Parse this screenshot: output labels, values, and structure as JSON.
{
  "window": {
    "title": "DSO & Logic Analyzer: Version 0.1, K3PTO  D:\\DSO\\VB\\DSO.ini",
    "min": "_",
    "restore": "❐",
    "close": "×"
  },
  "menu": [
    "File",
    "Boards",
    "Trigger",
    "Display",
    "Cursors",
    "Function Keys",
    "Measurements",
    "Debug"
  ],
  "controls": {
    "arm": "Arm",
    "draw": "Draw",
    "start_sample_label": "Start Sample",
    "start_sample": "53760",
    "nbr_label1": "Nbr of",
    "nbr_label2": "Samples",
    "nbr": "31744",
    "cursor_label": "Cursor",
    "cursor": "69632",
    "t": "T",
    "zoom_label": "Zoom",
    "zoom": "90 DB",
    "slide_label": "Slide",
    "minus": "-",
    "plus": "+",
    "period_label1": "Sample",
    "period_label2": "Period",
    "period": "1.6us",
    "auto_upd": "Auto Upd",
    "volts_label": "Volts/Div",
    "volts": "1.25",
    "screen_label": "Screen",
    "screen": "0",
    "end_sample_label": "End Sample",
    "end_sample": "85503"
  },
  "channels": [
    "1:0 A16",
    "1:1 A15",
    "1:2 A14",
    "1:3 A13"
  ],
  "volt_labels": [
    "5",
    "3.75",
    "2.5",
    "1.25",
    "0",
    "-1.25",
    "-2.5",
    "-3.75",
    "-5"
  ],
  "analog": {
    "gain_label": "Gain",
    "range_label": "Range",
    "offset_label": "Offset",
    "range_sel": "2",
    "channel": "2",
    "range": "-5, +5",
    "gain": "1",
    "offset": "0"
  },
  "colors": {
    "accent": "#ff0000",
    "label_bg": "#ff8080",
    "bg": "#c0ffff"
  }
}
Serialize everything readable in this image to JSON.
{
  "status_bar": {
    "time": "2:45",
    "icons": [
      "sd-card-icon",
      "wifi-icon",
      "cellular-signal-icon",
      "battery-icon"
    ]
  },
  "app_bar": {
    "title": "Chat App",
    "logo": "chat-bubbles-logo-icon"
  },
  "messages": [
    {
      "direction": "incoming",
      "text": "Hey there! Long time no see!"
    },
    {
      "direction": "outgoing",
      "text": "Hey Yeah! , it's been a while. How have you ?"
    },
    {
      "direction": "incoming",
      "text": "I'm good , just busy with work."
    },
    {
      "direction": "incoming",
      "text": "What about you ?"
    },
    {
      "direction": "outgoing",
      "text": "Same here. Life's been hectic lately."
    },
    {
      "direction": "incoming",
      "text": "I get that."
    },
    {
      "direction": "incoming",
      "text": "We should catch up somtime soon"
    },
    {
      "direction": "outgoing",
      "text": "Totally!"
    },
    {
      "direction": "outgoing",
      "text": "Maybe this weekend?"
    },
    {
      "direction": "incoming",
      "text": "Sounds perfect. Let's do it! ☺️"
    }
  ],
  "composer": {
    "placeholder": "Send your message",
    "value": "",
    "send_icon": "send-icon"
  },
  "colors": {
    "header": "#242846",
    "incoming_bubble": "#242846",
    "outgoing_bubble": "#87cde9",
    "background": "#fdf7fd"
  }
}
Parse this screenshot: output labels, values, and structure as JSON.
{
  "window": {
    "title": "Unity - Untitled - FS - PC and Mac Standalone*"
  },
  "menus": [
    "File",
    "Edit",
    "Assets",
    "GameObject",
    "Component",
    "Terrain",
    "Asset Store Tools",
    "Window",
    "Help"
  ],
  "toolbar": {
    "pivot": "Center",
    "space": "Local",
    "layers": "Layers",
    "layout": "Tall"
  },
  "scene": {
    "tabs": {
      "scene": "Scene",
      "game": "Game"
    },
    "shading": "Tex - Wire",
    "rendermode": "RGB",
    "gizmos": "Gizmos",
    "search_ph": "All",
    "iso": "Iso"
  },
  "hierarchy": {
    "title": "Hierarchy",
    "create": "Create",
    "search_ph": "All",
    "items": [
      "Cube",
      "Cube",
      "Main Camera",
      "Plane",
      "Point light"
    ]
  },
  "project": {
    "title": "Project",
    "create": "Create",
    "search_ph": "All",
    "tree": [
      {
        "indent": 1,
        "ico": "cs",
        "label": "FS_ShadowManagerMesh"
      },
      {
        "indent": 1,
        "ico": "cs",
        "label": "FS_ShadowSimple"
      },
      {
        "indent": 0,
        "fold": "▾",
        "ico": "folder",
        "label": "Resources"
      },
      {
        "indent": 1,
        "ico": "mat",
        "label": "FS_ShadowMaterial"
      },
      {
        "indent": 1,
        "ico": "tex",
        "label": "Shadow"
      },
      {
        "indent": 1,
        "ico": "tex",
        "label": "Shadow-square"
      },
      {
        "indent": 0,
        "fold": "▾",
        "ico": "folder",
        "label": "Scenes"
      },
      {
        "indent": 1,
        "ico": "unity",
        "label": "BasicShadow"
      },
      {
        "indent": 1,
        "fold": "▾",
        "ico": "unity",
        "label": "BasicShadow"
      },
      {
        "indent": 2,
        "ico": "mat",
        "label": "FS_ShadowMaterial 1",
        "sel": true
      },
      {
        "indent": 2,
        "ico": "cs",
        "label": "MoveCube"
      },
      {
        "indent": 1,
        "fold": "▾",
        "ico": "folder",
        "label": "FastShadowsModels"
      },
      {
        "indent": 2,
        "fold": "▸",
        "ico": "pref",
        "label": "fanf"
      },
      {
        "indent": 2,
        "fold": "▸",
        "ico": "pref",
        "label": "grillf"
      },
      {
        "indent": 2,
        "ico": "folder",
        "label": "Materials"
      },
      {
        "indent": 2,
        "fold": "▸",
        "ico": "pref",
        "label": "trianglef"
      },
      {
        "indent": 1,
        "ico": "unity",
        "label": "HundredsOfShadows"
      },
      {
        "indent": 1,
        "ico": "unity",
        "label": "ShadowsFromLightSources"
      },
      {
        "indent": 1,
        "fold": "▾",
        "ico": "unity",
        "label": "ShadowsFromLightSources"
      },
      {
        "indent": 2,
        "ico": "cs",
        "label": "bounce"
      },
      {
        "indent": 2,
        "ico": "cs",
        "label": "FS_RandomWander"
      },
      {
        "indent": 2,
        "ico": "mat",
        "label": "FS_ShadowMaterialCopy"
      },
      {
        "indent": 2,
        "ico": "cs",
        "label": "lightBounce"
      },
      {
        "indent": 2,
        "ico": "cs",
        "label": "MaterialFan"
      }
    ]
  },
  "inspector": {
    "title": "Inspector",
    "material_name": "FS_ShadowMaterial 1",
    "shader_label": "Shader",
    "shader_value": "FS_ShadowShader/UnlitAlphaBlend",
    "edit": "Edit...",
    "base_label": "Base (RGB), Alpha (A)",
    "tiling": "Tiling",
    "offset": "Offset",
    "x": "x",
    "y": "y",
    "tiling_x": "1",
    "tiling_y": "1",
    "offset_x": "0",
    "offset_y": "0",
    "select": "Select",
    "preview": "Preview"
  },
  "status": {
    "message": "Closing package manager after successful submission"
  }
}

THE EXERCISE —
Show the lines that mention the word "been".

THE SOLUTION —
      "text": "Hey Yeah! , it's been a while. How have you ?"
      "text": "Same here. Life's been hectic lately."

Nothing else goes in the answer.